Extract each line of the records below that contains the word "Community".

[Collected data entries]
--

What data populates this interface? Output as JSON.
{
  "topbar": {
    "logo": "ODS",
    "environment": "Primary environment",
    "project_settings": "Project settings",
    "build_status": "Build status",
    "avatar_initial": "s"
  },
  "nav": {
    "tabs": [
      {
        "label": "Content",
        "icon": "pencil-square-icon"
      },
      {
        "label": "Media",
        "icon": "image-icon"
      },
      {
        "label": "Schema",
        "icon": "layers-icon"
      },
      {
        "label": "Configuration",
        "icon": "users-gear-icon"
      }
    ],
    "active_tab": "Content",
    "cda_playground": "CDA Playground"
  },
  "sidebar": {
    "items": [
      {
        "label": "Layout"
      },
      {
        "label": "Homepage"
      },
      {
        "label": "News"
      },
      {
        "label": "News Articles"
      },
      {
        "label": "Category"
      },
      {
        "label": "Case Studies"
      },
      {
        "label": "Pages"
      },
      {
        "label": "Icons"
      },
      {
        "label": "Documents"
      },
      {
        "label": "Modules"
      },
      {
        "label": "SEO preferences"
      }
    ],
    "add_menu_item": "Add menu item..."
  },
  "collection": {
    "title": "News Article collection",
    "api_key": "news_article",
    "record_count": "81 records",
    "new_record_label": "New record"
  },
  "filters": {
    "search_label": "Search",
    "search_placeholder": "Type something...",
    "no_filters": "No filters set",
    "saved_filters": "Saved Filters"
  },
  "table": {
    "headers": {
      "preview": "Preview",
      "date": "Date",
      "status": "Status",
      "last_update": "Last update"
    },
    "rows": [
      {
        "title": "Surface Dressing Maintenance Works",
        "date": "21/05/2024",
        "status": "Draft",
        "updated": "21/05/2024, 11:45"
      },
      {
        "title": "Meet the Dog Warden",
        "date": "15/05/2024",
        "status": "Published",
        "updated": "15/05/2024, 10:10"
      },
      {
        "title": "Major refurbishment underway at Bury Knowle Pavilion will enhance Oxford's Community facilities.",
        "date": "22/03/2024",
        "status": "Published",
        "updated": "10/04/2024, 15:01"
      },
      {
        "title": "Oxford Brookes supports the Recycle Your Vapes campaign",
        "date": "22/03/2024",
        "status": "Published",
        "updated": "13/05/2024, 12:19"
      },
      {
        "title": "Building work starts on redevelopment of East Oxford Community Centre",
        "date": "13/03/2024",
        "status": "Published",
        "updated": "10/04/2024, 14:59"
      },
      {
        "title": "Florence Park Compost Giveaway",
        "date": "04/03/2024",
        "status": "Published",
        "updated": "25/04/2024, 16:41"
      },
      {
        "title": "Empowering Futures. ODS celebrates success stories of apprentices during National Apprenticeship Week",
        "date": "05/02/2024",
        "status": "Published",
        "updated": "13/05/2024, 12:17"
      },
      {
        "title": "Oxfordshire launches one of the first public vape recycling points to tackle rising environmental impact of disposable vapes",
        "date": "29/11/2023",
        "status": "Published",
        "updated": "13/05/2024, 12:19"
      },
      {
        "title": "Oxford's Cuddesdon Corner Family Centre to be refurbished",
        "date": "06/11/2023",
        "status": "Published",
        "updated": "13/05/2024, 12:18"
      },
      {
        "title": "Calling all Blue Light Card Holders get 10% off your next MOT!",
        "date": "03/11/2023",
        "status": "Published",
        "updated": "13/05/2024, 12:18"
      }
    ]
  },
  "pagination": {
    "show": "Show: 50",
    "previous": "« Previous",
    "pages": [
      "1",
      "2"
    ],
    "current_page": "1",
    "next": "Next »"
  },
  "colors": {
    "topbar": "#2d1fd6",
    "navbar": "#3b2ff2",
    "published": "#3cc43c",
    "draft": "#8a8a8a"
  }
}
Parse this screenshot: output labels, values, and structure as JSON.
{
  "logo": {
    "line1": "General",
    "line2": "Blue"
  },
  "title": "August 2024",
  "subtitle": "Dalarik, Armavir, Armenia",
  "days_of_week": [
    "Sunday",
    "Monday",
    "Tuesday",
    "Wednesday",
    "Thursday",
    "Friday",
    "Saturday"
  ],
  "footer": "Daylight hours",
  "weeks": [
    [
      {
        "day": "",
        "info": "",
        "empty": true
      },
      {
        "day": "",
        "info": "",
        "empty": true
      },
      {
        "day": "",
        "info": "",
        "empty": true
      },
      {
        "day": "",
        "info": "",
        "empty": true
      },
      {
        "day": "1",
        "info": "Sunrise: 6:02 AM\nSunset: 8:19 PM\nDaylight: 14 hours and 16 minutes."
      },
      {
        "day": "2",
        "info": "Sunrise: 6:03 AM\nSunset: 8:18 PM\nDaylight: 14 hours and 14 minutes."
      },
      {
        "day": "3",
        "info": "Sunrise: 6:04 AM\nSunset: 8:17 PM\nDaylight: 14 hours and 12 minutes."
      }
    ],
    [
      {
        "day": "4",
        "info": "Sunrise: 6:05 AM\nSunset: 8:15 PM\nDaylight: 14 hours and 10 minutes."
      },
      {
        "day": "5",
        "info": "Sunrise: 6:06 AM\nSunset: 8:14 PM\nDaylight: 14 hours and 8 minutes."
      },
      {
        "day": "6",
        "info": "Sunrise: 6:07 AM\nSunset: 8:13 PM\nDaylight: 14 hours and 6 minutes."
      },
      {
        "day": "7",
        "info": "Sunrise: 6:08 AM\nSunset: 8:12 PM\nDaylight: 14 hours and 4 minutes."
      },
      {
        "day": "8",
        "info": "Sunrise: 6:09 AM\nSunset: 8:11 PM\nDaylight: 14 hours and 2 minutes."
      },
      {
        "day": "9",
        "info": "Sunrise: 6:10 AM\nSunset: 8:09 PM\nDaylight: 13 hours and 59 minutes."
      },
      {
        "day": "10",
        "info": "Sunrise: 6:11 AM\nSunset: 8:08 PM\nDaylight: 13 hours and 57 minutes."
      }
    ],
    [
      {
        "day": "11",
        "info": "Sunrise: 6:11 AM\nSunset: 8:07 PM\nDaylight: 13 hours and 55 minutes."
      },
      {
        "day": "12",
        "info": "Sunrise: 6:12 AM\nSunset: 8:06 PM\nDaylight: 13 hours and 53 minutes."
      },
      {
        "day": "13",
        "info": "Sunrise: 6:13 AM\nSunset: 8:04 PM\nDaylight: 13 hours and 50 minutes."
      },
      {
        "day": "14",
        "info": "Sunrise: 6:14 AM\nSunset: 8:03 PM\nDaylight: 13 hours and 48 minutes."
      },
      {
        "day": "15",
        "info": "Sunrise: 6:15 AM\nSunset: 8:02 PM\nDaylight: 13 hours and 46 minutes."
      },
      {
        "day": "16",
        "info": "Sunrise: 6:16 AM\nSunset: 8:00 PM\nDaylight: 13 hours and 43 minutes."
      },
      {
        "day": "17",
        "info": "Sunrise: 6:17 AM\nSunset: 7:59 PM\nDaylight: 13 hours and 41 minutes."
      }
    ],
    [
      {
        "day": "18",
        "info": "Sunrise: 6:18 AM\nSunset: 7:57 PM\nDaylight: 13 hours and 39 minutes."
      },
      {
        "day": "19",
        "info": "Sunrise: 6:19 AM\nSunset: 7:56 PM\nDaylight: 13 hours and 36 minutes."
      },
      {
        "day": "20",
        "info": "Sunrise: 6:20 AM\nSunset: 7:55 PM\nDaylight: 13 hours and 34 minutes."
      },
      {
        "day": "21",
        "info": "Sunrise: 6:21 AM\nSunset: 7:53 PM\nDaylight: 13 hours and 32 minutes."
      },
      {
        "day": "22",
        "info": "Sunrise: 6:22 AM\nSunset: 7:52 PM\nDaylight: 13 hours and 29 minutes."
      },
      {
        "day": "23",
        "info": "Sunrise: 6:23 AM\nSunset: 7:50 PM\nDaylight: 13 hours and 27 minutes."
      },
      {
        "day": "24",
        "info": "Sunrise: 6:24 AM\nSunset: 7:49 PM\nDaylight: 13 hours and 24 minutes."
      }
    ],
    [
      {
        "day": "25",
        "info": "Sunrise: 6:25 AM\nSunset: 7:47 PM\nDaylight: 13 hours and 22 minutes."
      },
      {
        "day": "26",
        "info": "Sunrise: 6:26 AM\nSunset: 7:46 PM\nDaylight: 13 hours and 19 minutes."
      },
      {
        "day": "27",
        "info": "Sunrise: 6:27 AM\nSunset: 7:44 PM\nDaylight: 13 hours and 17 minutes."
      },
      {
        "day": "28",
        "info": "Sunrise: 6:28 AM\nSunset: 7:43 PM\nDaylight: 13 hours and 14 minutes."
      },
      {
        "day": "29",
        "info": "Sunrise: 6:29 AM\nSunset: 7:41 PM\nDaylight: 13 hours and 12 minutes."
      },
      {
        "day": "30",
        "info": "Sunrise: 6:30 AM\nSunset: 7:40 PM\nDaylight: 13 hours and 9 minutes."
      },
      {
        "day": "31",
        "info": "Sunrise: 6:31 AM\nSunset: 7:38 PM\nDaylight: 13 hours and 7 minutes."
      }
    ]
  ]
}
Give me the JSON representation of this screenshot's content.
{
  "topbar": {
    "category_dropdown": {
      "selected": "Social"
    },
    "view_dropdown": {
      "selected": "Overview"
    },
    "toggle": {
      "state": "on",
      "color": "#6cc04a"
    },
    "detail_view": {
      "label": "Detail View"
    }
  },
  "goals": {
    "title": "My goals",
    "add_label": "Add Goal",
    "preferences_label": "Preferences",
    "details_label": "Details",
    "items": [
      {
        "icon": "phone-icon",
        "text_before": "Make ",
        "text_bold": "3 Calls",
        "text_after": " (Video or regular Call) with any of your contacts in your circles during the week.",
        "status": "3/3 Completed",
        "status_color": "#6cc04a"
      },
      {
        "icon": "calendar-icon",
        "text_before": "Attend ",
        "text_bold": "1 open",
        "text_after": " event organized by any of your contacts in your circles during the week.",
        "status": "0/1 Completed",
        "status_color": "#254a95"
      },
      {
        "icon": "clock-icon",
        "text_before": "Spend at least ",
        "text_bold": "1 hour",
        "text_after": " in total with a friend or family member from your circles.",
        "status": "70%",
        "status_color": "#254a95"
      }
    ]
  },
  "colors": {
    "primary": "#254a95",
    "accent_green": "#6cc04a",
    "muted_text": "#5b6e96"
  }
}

--

- **EXERCISE RESULT**:
        "title": "Major refurbishment underway at Bury Knowle Pavilion will enhance Oxford's Community facilities.",
        "title": "Building work starts on redevelopment of East Oxford Community Centre",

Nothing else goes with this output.